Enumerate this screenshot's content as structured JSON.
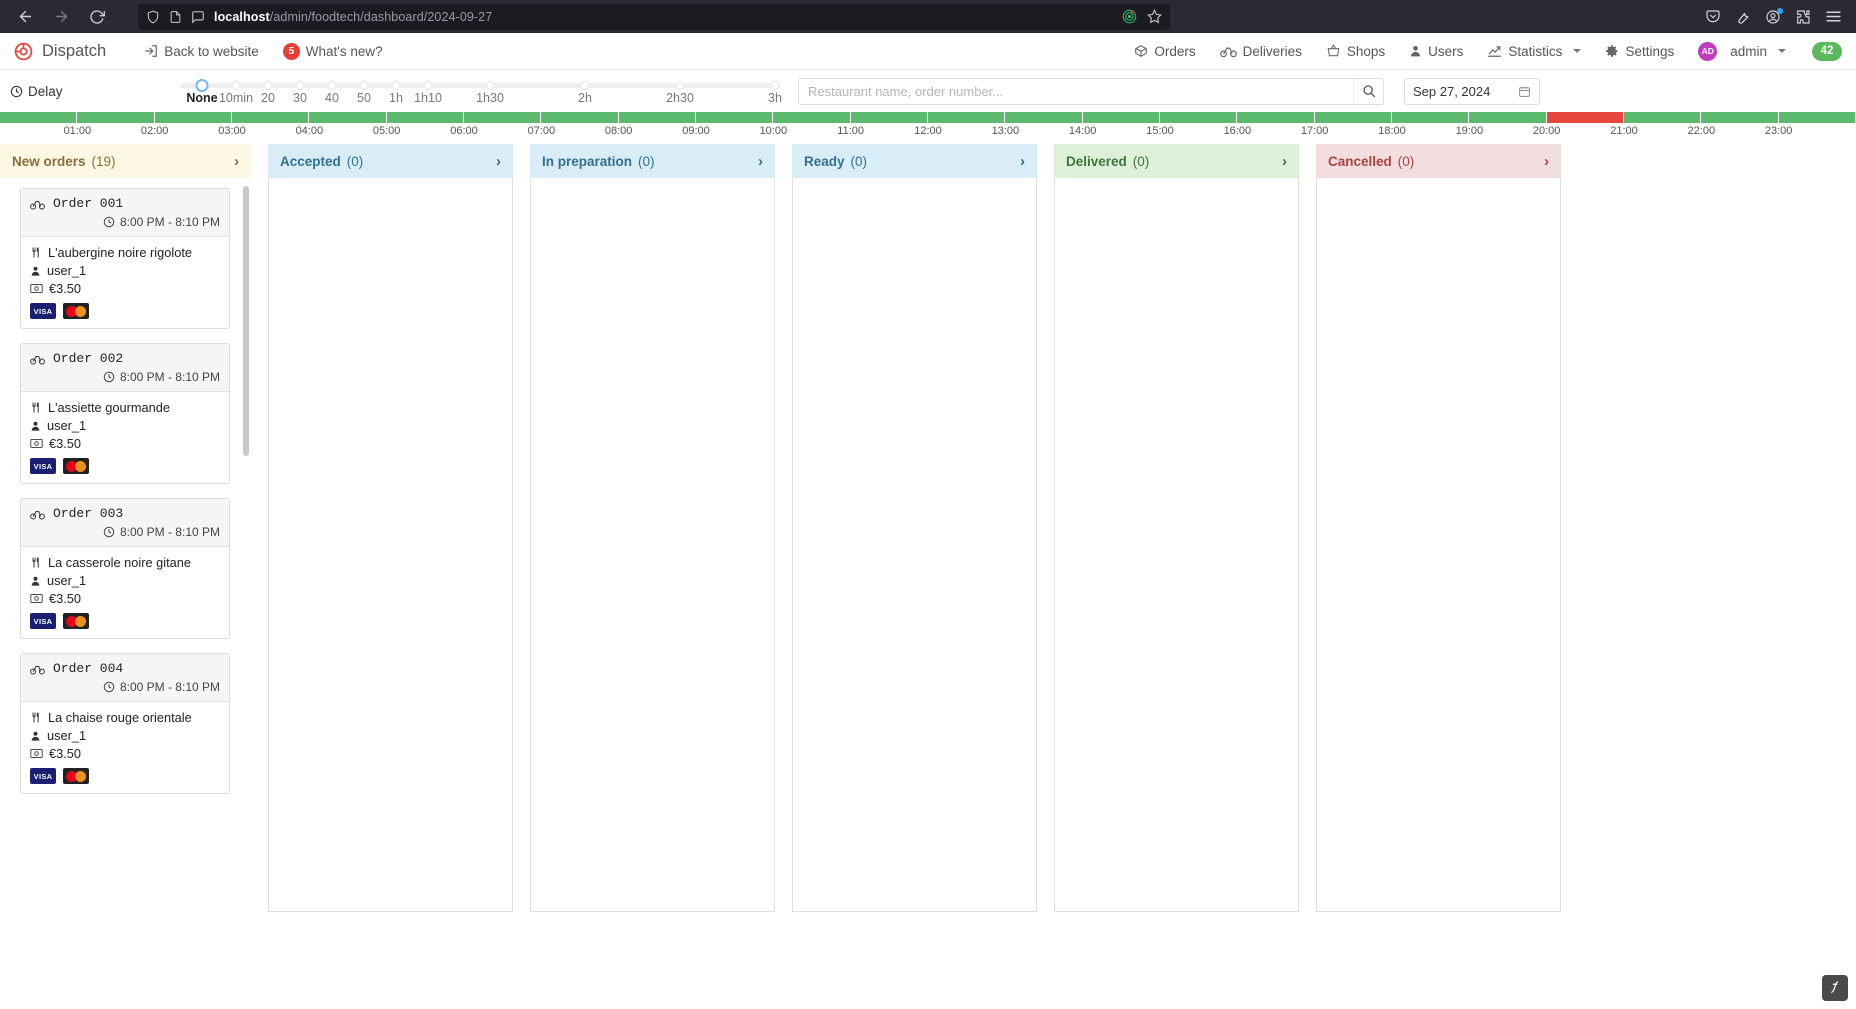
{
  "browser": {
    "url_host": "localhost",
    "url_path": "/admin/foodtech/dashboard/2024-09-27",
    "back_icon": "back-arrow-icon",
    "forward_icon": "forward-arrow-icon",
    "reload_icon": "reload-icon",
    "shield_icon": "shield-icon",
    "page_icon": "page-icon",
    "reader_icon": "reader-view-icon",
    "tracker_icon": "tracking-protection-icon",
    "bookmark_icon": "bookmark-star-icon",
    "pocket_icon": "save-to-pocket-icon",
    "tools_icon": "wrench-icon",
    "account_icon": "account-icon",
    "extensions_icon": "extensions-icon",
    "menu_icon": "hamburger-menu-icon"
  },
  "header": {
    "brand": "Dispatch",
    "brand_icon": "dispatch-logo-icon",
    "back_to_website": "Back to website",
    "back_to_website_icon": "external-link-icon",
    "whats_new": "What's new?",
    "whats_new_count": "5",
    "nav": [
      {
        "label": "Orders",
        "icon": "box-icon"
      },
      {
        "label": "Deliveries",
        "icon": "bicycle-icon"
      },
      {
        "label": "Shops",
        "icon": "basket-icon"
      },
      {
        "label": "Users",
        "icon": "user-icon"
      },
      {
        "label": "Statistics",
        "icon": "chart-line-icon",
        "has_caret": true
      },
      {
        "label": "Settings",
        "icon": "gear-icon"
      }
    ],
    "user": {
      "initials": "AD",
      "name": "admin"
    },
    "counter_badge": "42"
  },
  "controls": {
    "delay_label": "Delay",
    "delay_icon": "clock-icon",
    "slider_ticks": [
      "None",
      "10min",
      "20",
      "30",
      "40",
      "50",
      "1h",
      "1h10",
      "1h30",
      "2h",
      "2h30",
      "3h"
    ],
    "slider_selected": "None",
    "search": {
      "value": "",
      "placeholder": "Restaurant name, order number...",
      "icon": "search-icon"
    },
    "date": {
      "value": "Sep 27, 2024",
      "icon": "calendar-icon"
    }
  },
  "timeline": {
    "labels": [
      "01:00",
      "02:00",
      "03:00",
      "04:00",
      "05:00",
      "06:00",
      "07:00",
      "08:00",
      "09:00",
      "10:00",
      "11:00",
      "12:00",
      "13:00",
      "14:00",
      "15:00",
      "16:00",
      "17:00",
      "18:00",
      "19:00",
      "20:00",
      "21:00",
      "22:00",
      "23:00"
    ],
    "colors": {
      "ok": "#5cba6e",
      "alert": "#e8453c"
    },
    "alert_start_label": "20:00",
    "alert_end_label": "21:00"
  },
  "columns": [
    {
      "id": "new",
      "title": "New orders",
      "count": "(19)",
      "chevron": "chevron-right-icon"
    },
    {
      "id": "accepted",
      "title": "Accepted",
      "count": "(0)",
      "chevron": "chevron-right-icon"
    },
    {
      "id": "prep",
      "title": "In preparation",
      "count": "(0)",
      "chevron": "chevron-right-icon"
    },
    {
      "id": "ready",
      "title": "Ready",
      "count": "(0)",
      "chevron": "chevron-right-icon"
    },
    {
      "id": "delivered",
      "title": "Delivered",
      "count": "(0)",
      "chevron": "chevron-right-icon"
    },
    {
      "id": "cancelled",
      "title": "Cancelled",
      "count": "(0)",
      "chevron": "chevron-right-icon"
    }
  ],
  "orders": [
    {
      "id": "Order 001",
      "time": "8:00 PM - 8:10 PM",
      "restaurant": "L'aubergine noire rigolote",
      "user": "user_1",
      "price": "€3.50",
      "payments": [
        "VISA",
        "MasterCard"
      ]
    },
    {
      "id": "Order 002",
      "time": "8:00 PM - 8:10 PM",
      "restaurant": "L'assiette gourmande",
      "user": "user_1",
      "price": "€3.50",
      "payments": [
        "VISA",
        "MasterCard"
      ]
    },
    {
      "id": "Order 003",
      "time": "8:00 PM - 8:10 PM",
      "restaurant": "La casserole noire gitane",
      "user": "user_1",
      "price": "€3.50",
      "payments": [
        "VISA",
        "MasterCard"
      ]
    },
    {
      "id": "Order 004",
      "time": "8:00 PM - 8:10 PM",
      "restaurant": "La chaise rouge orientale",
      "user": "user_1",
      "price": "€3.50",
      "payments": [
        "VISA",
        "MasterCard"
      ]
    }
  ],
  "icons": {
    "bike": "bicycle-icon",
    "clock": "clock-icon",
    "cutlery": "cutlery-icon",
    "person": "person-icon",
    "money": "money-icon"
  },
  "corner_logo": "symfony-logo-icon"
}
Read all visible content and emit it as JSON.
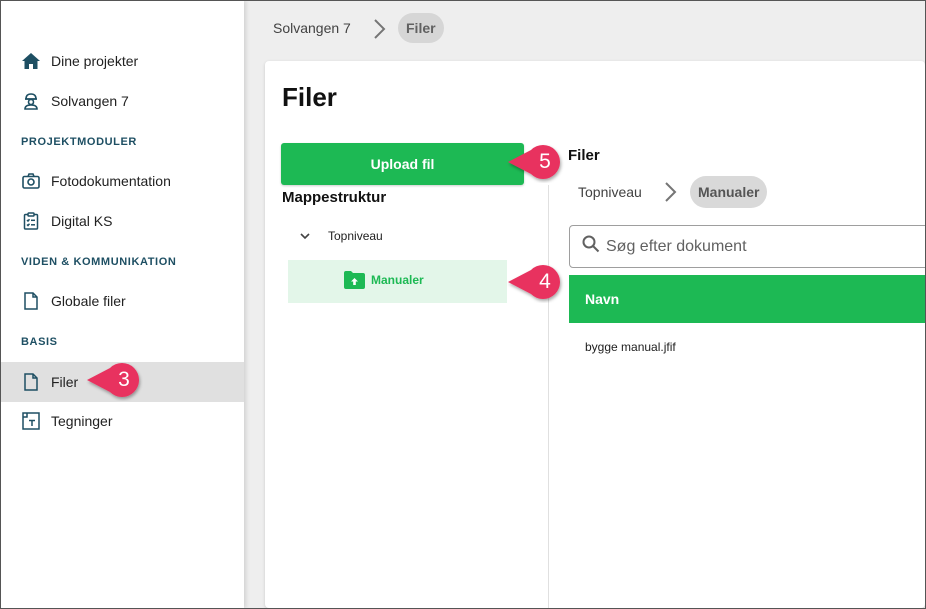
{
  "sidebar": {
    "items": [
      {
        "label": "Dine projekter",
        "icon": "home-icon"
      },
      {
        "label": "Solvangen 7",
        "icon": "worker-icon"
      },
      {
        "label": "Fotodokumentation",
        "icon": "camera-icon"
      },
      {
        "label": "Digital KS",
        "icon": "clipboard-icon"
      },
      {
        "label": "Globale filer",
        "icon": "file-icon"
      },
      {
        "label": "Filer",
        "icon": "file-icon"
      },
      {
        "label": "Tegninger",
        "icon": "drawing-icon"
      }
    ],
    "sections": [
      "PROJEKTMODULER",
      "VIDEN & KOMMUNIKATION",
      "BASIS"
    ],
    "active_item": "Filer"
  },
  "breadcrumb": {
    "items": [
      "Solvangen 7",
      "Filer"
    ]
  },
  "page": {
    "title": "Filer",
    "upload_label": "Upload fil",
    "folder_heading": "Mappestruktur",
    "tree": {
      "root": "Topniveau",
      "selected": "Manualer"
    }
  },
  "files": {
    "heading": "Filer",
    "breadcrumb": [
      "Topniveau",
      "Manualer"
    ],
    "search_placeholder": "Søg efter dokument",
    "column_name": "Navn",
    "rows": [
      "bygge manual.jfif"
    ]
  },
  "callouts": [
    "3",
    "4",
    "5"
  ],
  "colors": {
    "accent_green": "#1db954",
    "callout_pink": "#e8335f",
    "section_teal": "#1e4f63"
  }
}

::::

> REQUIRED TASK
Print out the material word for word, omitting the pictures.

> EXPECTED ANSWER
Enumerate this screenshot's content as structured JSON.
{
  "browser": {
    "url_host": "localhost",
    "url_path": "/admin/foodtech/dashboard/2024-09-27",
    "back_icon": "back-arrow-icon",
    "forward_icon": "forward-arrow-icon",
    "reload_icon": "reload-icon",
    "shield_icon": "shield-icon",
    "page_icon": "page-icon",
    "reader_icon": "reader-view-icon",
    "tracker_icon": "tracking-protection-icon",
    "bookmark_icon": "bookmark-star-icon",
    "pocket_icon": "save-to-pocket-icon",
    "tools_icon": "wrench-icon",
    "account_icon": "account-icon",
    "extensions_icon": "extensions-icon",
    "menu_icon": "hamburger-menu-icon"
  },
  "header": {
    "brand": "Dispatch",
    "brand_icon": "dispatch-logo-icon",
    "back_to_website": "Back to website",
    "back_to_website_icon": "external-link-icon",
    "whats_new": "What's new?",
    "whats_new_count": "5",
    "nav": [
      {
        "label": "Orders",
        "icon": "box-icon"
      },
      {
        "label": "Deliveries",
        "icon": "bicycle-icon"
      },
      {
        "label": "Shops",
        "icon": "basket-icon"
      },
      {
        "label": "Users",
        "icon": "user-icon"
      },
      {
        "label": "Statistics",
        "icon": "chart-line-icon",
        "has_caret": true
      },
      {
        "label": "Settings",
        "icon": "gear-icon"
      }
    ],
    "user": {
      "initials": "AD",
      "name": "admin"
    },
    "counter_badge": "42"
  },
  "controls": {
    "delay_label": "Delay",
    "delay_icon": "clock-icon",
    "slider_ticks": [
      "None",
      "10min",
      "20",
      "30",
      "40",
      "50",
      "1h",
      "1h10",
      "1h30",
      "2h",
      "2h30",
      "3h"
    ],
    "slider_selected": "None",
    "search": {
      "value": "",
      "placeholder": "Restaurant name, order number...",
      "icon": "search-icon"
    },
    "date": {
      "value": "Sep 27, 2024",
      "icon": "calendar-icon"
    }
  },
  "timeline": {
    "labels": [
      "01:00",
      "02:00",
      "03:00",
      "04:00",
      "05:00",
      "06:00",
      "07:00",
      "08:00",
      "09:00",
      "10:00",
      "11:00",
      "12:00",
      "13:00",
      "14:00",
      "15:00",
      "16:00",
      "17:00",
      "18:00",
      "19:00",
      "20:00",
      "21:00",
      "22:00",
      "23:00"
    ],
    "colors": {
      "ok": "#5cba6e",
      "alert": "#e8453c"
    },
    "alert_start_label": "20:00",
    "alert_end_label": "21:00"
  },
  "columns": [
    {
      "id": "new",
      "title": "New orders",
      "count": "(19)",
      "chevron": "chevron-right-icon"
    },
    {
      "id": "accepted",
      "title": "Accepted",
      "count": "(0)",
      "chevron": "chevron-right-icon"
    },
    {
      "id": "prep",
      "title": "In preparation",
      "count": "(0)",
      "chevron": "chevron-right-icon"
    },
    {
      "id": "ready",
      "title": "Ready",
      "count": "(0)",
      "chevron": "chevron-right-icon"
    },
    {
      "id": "delivered",
      "title": "Delivered",
      "count": "(0)",
      "chevron": "chevron-right-icon"
    },
    {
      "id": "cancelled",
      "title": "Cancelled",
      "count": "(0)",
      "chevron": "chevron-right-icon"
    }
  ],
  "orders": [
    {
      "id": "Order 001",
      "time": "8:00 PM - 8:10 PM",
      "restaurant": "L'aubergine noire rigolote",
      "user": "user_1",
      "price": "€3.50",
      "payments": [
        "VISA",
        "MasterCard"
      ]
    },
    {
      "id": "Order 002",
      "time": "8:00 PM - 8:10 PM",
      "restaurant": "L'assiette gourmande",
      "user": "user_1",
      "price": "€3.50",
      "payments": [
        "VISA",
        "MasterCard"
      ]
    },
    {
      "id": "Order 003",
      "time": "8:00 PM - 8:10 PM",
      "restaurant": "La casserole noire gitane",
      "user": "user_1",
      "price": "€3.50",
      "payments": [
        "VISA",
        "MasterCard"
      ]
    },
    {
      "id": "Order 004",
      "time": "8:00 PM - 8:10 PM",
      "restaurant": "La chaise rouge orientale",
      "user": "user_1",
      "price": "€3.50",
      "payments": [
        "VISA",
        "MasterCard"
      ]
    }
  ],
  "icons": {
    "bike": "bicycle-icon",
    "clock": "clock-icon",
    "cutlery": "cutlery-icon",
    "person": "person-icon",
    "money": "money-icon"
  },
  "corner_logo": "symfony-logo-icon"
}
Read all visible content and emit it as JSON.
{
  "sidebar": {
    "items": [
      {
        "label": "Dine projekter",
        "icon": "home-icon"
      },
      {
        "label": "Solvangen 7",
        "icon": "worker-icon"
      },
      {
        "label": "Fotodokumentation",
        "icon": "camera-icon"
      },
      {
        "label": "Digital KS",
        "icon": "clipboard-icon"
      },
      {
        "label": "Globale filer",
        "icon": "file-icon"
      },
      {
        "label": "Filer",
        "icon": "file-icon"
      },
      {
        "label": "Tegninger",
        "icon": "drawing-icon"
      }
    ],
    "sections": [
      "PROJEKTMODULER",
      "VIDEN & KOMMUNIKATION",
      "BASIS"
    ],
    "active_item": "Filer"
  },
  "breadcrumb": {
    "items": [
      "Solvangen 7",
      "Filer"
    ]
  },
  "page": {
    "title": "Filer",
    "upload_label": "Upload fil",
    "folder_heading": "Mappestruktur",
    "tree": {
      "root": "Topniveau",
      "selected": "Manualer"
    }
  },
  "files": {
    "heading": "Filer",
    "breadcrumb": [
      "Topniveau",
      "Manualer"
    ],
    "search_placeholder": "Søg efter dokument",
    "column_name": "Navn",
    "rows": [
      "bygge manual.jfif"
    ]
  },
  "callouts": [
    "3",
    "4",
    "5"
  ],
  "colors": {
    "accent_green": "#1db954",
    "callout_pink": "#e8335f",
    "section_teal": "#1e4f63"
  }
}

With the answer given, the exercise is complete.